(Stored records)
========
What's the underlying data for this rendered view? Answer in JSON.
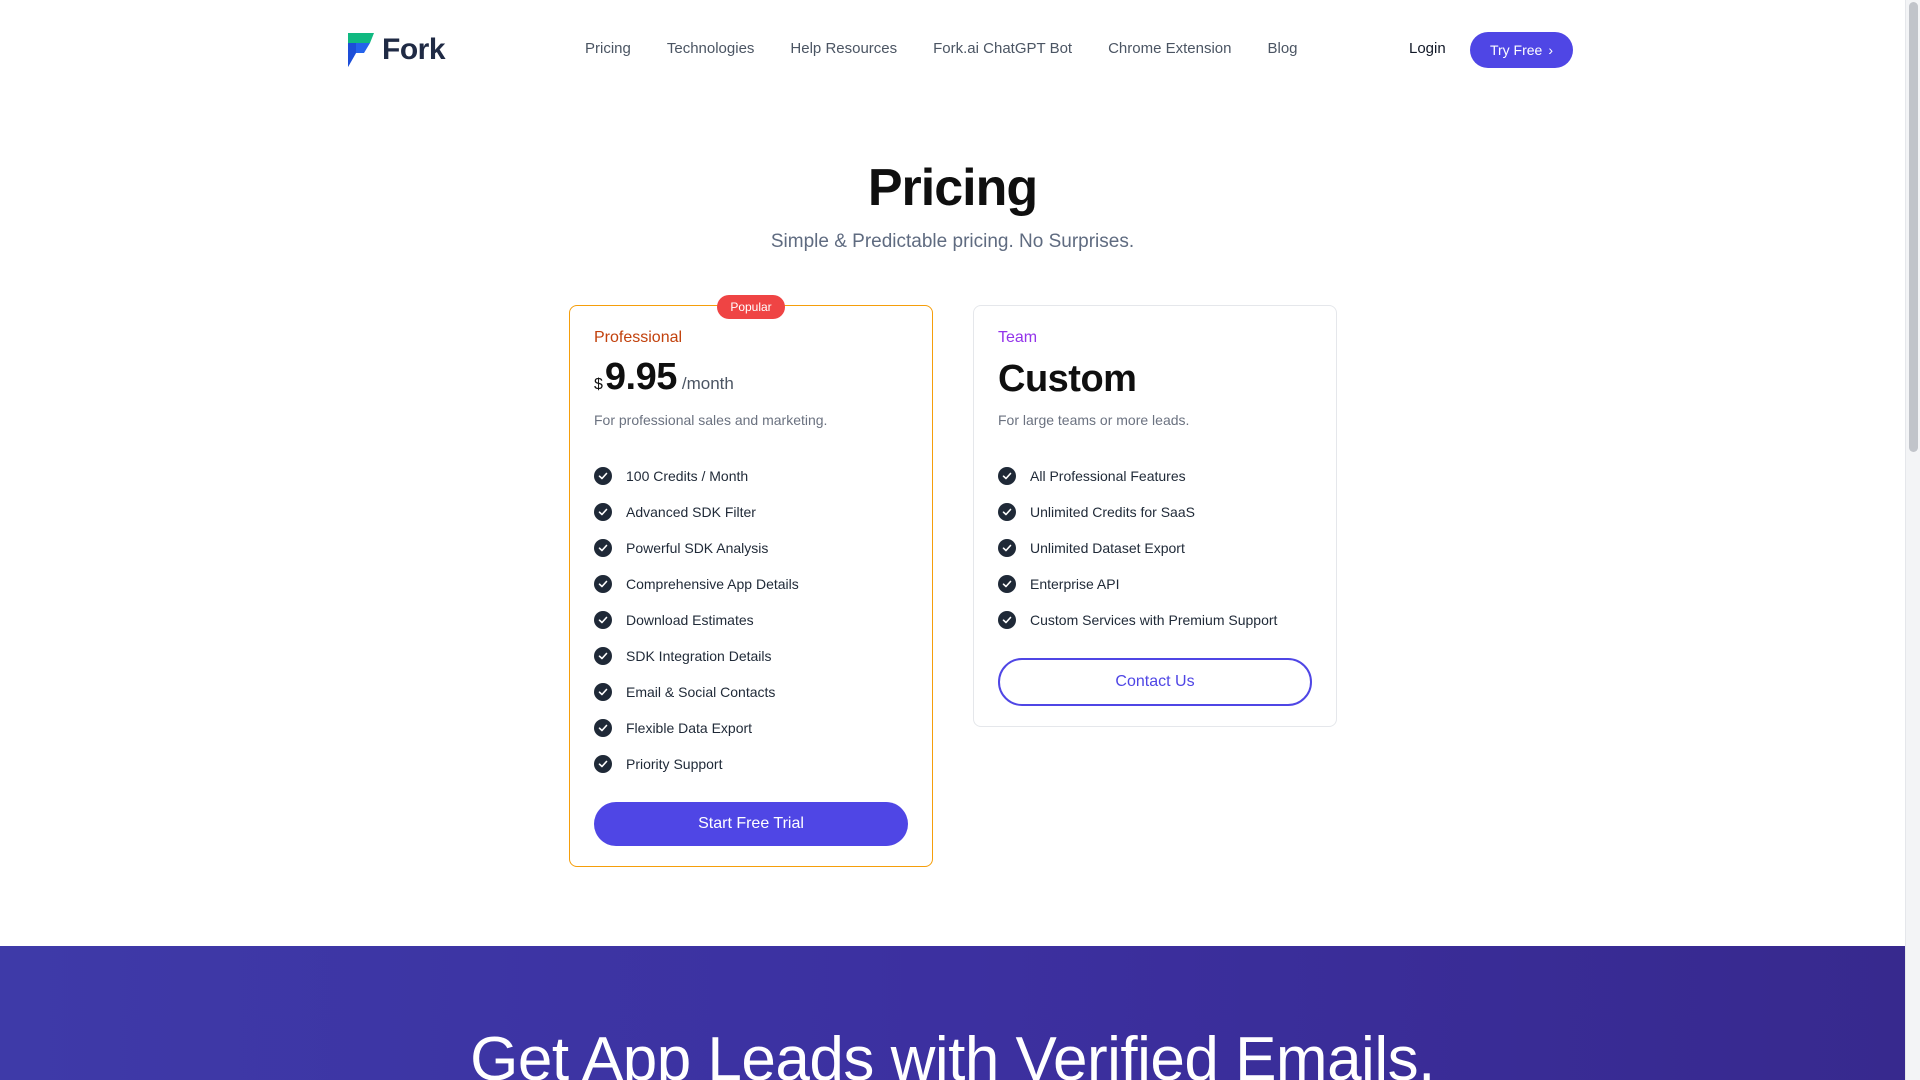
{
  "brand": {
    "name": "Fork",
    "logo_icon": "fork-logo-icon",
    "colors": {
      "primary": "#4f46e5",
      "logo_green": "#10b981",
      "logo_blue": "#2563eb"
    }
  },
  "nav": {
    "items": [
      {
        "label": "Pricing"
      },
      {
        "label": "Technologies"
      },
      {
        "label": "Help Resources"
      },
      {
        "label": "Fork.ai ChatGPT Bot"
      },
      {
        "label": "Chrome Extension"
      },
      {
        "label": "Blog"
      }
    ],
    "login": "Login",
    "try_free": "Try Free",
    "try_free_icon": "chevron-right-icon"
  },
  "hero": {
    "title": "Pricing",
    "subtitle": "Simple & Predictable pricing. No Surprises."
  },
  "plans": {
    "professional": {
      "badge": "Popular",
      "tier": "Professional",
      "currency": "$",
      "amount": "9.95",
      "period": "/month",
      "description": "For professional sales and marketing.",
      "features": [
        "100 Credits / Month",
        "Advanced SDK Filter",
        "Powerful SDK Analysis",
        "Comprehensive App Details",
        "Download Estimates",
        "SDK Integration Details",
        "Email & Social Contacts",
        "Flexible Data Export",
        "Priority Support"
      ],
      "cta": "Start Free Trial",
      "accent": "#f59e0b"
    },
    "team": {
      "tier": "Team",
      "price": "Custom",
      "description": "For large teams or more leads.",
      "features": [
        "All Professional Features",
        "Unlimited Credits for SaaS",
        "Unlimited Dataset Export",
        "Enterprise API",
        "Custom Services with Premium Support"
      ],
      "cta": "Contact Us"
    }
  },
  "banner": {
    "title": "Get App Leads with Verified Emails."
  }
}
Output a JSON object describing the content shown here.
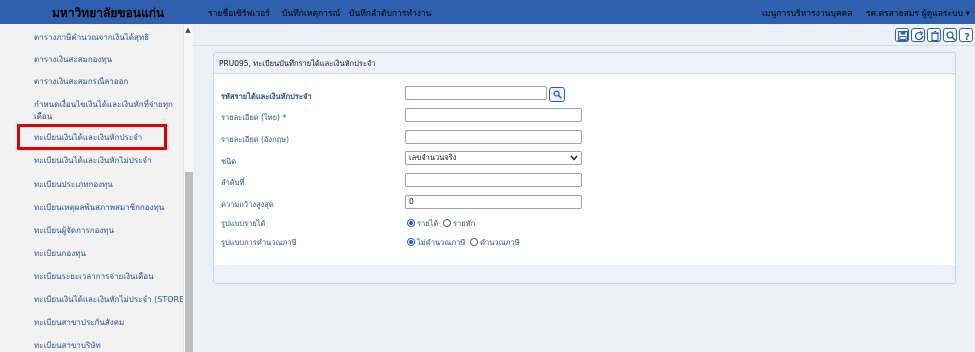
========
• _Do this_
Make an exact copy of the records shown above, without the pictures.

• _Finished exercise_
What's the underlying data for this rendered view? Answer in JSON.
{
  "brand": {
    "name": "Fork",
    "logo_icon": "fork-logo-icon",
    "colors": {
      "primary": "#4f46e5",
      "logo_green": "#10b981",
      "logo_blue": "#2563eb"
    }
  },
  "nav": {
    "items": [
      {
        "label": "Pricing"
      },
      {
        "label": "Technologies"
      },
      {
        "label": "Help Resources"
      },
      {
        "label": "Fork.ai ChatGPT Bot"
      },
      {
        "label": "Chrome Extension"
      },
      {
        "label": "Blog"
      }
    ],
    "login": "Login",
    "try_free": "Try Free",
    "try_free_icon": "chevron-right-icon"
  },
  "hero": {
    "title": "Pricing",
    "subtitle": "Simple & Predictable pricing. No Surprises."
  },
  "plans": {
    "professional": {
      "badge": "Popular",
      "tier": "Professional",
      "currency": "$",
      "amount": "9.95",
      "period": "/month",
      "description": "For professional sales and marketing.",
      "features": [
        "100 Credits / Month",
        "Advanced SDK Filter",
        "Powerful SDK Analysis",
        "Comprehensive App Details",
        "Download Estimates",
        "SDK Integration Details",
        "Email & Social Contacts",
        "Flexible Data Export",
        "Priority Support"
      ],
      "cta": "Start Free Trial",
      "accent": "#f59e0b"
    },
    "team": {
      "tier": "Team",
      "price": "Custom",
      "description": "For large teams or more leads.",
      "features": [
        "All Professional Features",
        "Unlimited Credits for SaaS",
        "Unlimited Dataset Export",
        "Enterprise API",
        "Custom Services with Premium Support"
      ],
      "cta": "Contact Us"
    }
  },
  "banner": {
    "title": "Get App Leads with Verified Emails."
  }
}
Output a JSON object describing the content shown here.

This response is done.